→ **EXERCISE AIM**
Leaving out the pictures, transcribe all of the records faithfully.

→ **Dataset excerpt**
· · ·
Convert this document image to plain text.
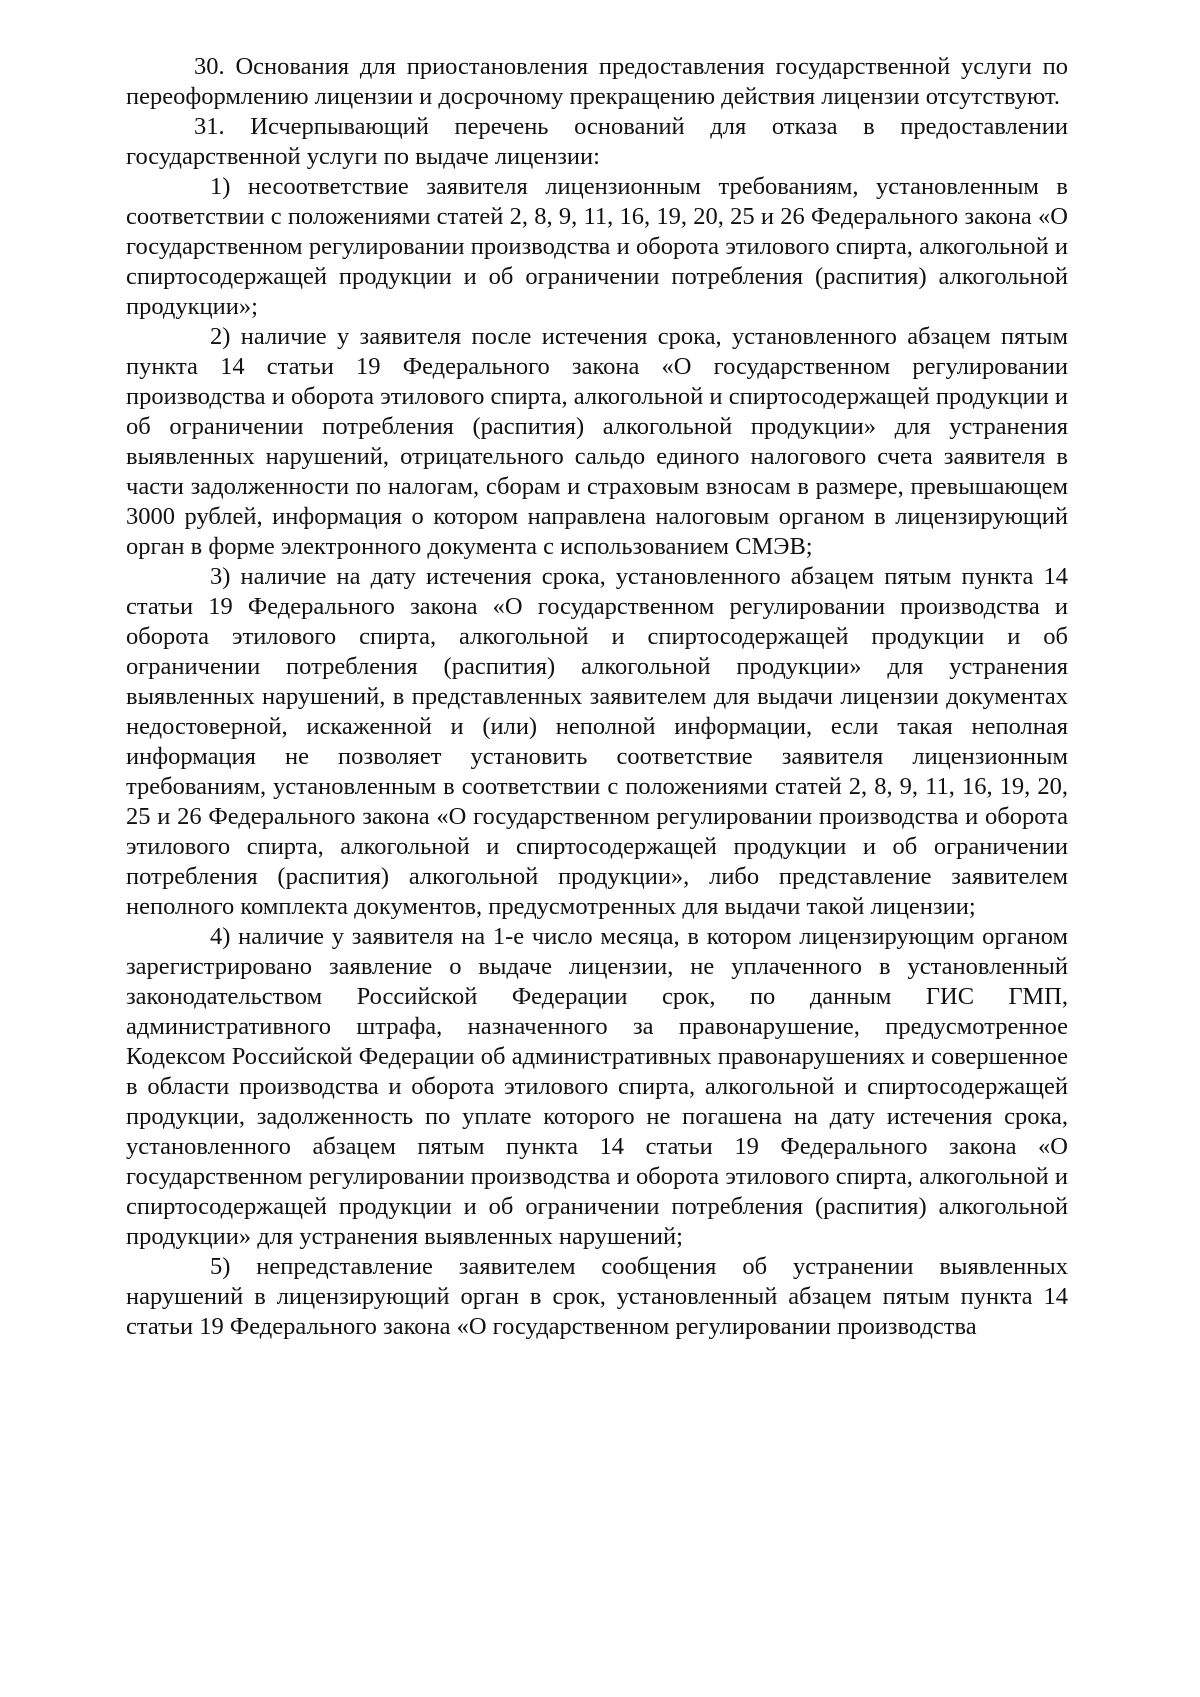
30. Основания для приостановления предоставления государственной услуги по переоформлению лицензии и досрочному прекращению действия лицензии отсутствуют.

31. Исчерпывающий перечень оснований для отказа в предоставлении государственной услуги по выдаче лицензии:

1) несоответствие заявителя лицензионным требованиям, установленным в соответствии с положениями статей 2, 8, 9, 11, 16, 19, 20, 25 и 26 Федерального закона «О государственном регулировании производства и оборота этилового спирта, алкогольной и спиртосодержащей продукции и об ограничении потребления (распития) алкогольной продукции»;

2) наличие у заявителя после истечения срока, установленного абзацем пятым пункта 14 статьи 19 Федерального закона «О государственном регулировании производства и оборота этилового спирта, алкогольной и спиртосодержащей продукции и об ограничении потребления (распития) алкогольной продукции» для устранения выявленных нарушений, отрицательного сальдо единого налогового счета заявителя в части задолженности по налогам, сборам и страховым взносам в размере, превышающем 3000 рублей, информация о котором направлена налоговым органом в лицензирующий орган в форме электронного документа с использованием СМЭВ;

3) наличие на дату истечения срока, установленного абзацем пятым пункта 14 статьи 19 Федерального закона «О государственном регулировании производства и оборота этилового спирта, алкогольной и спиртосодержащей продукции и об ограничении потребления (распития) алкогольной продукции» для устранения выявленных нарушений, в представленных заявителем для выдачи лицензии документах недостоверной, искаженной и (или) неполной информации, если такая неполная информация не позволяет установить соответствие заявителя лицензионным требованиям, установленным в соответствии с положениями статей 2, 8, 9, 11, 16, 19, 20, 25 и 26 Федерального закона «О государственном регулировании производства и оборота этилового спирта, алкогольной и спиртосодержащей продукции и об ограничении потребления (распития) алкогольной продукции», либо представление заявителем неполного комплекта документов, предусмотренных для выдачи такой лицензии;

4) наличие у заявителя на 1-е число месяца, в котором лицензирующим органом зарегистрировано заявление о выдаче лицензии, не уплаченного в установленный законодательством Российской Федерации срок, по данным ГИС ГМП, административного штрафа, назначенного за правонарушение, предусмотренное Кодексом Российской Федерации об административных правонарушениях и совершенное в области производства и оборота этилового спирта, алкогольной и спиртосодержащей продукции, задолженность по уплате которого не погашена на дату истечения срока, установленного абзацем пятым пункта 14 статьи 19 Федерального закона «О государственном регулировании производства и оборота этилового спирта, алкогольной и спиртосодержащей продукции и об ограничении потребления (распития) алкогольной продукции» для устранения выявленных нарушений;

5) непредставление заявителем сообщения об устранении выявленных нарушений в лицензирующий орган в срок, установленный абзацем пятым пункта 14 статьи 19 Федерального закона «О государственном регулировании производства
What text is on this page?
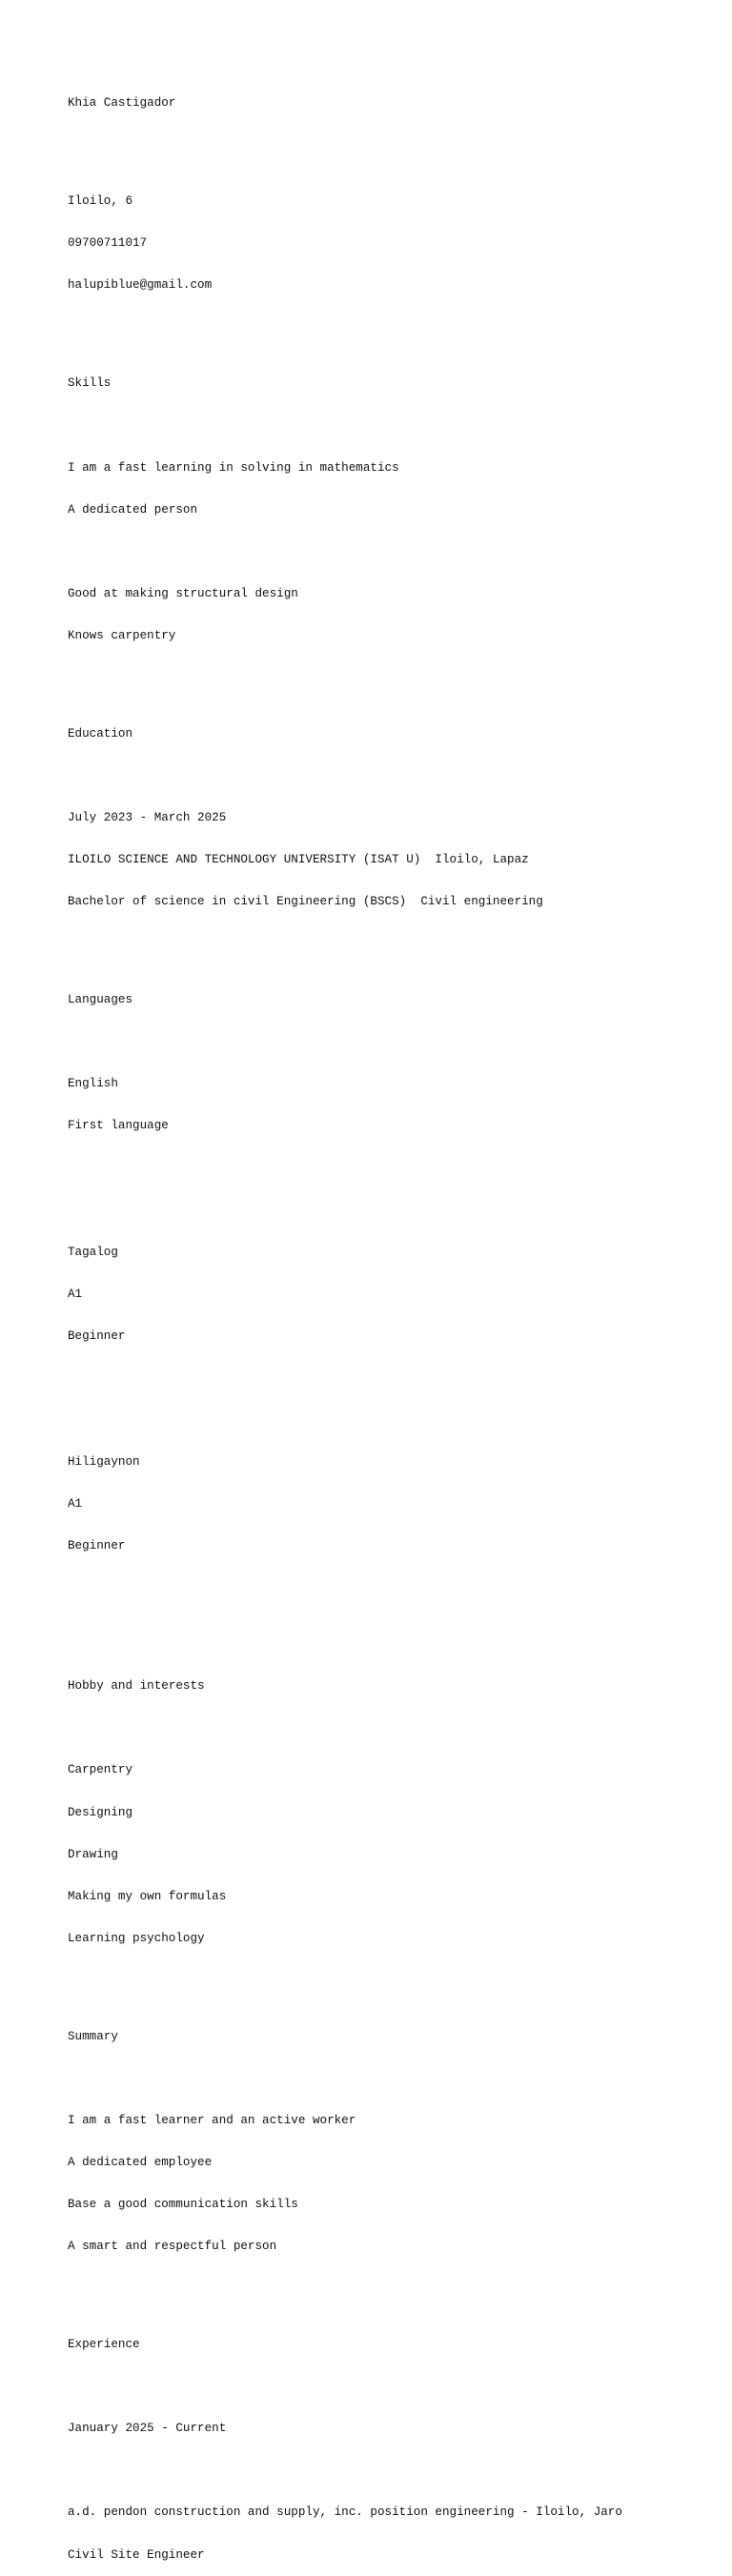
Khia Castigador

Iloilo, 6

09700711017

halupiblue@gmail.com

Skills

I am a fast learning in solving in mathematics

A dedicated person

Good at making structural design

Knows carpentry

Education

July 2023 - March 2025

ILOILO SCIENCE AND TECHNOLOGY UNIVERSITY (ISAT U)  Iloilo, Lapaz

Bachelor of science in civil Engineering (BSCS)  Civil engineering

Languages

English

First language

Tagalog

A1

Beginner

Hiligaynon

A1

Beginner

Hobby and interests

Carpentry

Designing

Drawing

Making my own formulas

Learning psychology

Summary

I am a fast learner and an active worker

A dedicated employee

Base a good communication skills

A smart and respectful person

Experience

January 2025 - Current

a.d. pendon construction and supply, inc. position engineering - Iloilo, Jaro

Civil Site Engineer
· · ·
→ **EXERCISE RESULT**
Convert this document image to plain text.
30. Основания для приостановления предоставления государственной услуги по переоформлению лицензии и досрочному прекращению действия лицензии отсутствуют.

31. Исчерпывающий перечень оснований для отказа в предоставлении государственной услуги по выдаче лицензии:

1) несоответствие заявителя лицензионным требованиям, установленным в соответствии с положениями статей 2, 8, 9, 11, 16, 19, 20, 25 и 26 Федерального закона «О государственном регулировании производства и оборота этилового спирта, алкогольной и спиртосодержащей продукции и об ограничении потребления (распития) алкогольной продукции»;

2) наличие у заявителя после истечения срока, установленного абзацем пятым пункта 14 статьи 19 Федерального закона «О государственном регулировании производства и оборота этилового спирта, алкогольной и спиртосодержащей продукции и об ограничении потребления (распития) алкогольной продукции» для устранения выявленных нарушений, отрицательного сальдо единого налогового счета заявителя в части задолженности по налогам, сборам и страховым взносам в размере, превышающем 3000 рублей, информация о котором направлена налоговым органом в лицензирующий орган в форме электронного документа с использованием СМЭВ;

3) наличие на дату истечения срока, установленного абзацем пятым пункта 14 статьи 19 Федерального закона «О государственном регулировании производства и оборота этилового спирта, алкогольной и спиртосодержащей продукции и об ограничении потребления (распития) алкогольной продукции» для устранения выявленных нарушений, в представленных заявителем для выдачи лицензии документах недостоверной, искаженной и (или) неполной информации, если такая неполная информация не позволяет установить соответствие заявителя лицензионным требованиям, установленным в соответствии с положениями статей 2, 8, 9, 11, 16, 19, 20, 25 и 26 Федерального закона «О государственном регулировании производства и оборота этилового спирта, алкогольной и спиртосодержащей продукции и об ограничении потребления (распития) алкогольной продукции», либо представление заявителем неполного комплекта документов, предусмотренных для выдачи такой лицензии;

4) наличие у заявителя на 1-е число месяца, в котором лицензирующим органом зарегистрировано заявление о выдаче лицензии, не уплаченного в установленный законодательством Российской Федерации срок, по данным ГИС ГМП, административного штрафа, назначенного за правонарушение, предусмотренное Кодексом Российской Федерации об административных правонарушениях и совершенное в области производства и оборота этилового спирта, алкогольной и спиртосодержащей продукции, задолженность по уплате которого не погашена на дату истечения срока, установленного абзацем пятым пункта 14 статьи 19 Федерального закона «О государственном регулировании производства и оборота этилового спирта, алкогольной и спиртосодержащей продукции и об ограничении потребления (распития) алкогольной продукции» для устранения выявленных нарушений;

5) непредставление заявителем сообщения об устранении выявленных нарушений в лицензирующий орган в срок, установленный абзацем пятым пункта 14 статьи 19 Федерального закона «О государственном регулировании производства
What text is on this page?
Khia Castigador

Iloilo, 6

09700711017

halupiblue@gmail.com

Skills

I am a fast learning in solving in mathematics

A dedicated person

Good at making structural design

Knows carpentry

Education

July 2023 - March 2025

ILOILO SCIENCE AND TECHNOLOGY UNIVERSITY (ISAT U)  Iloilo, Lapaz

Bachelor of science in civil Engineering (BSCS)  Civil engineering

Languages

English

First language

Tagalog

A1

Beginner

Hiligaynon

A1

Beginner

Hobby and interests

Carpentry

Designing

Drawing

Making my own formulas

Learning psychology

Summary

I am a fast learner and an active worker

A dedicated employee

Base a good communication skills

A smart and respectful person

Experience

January 2025 - Current

a.d. pendon construction and supply, inc. position engineering - Iloilo, Jaro

Civil Site Engineer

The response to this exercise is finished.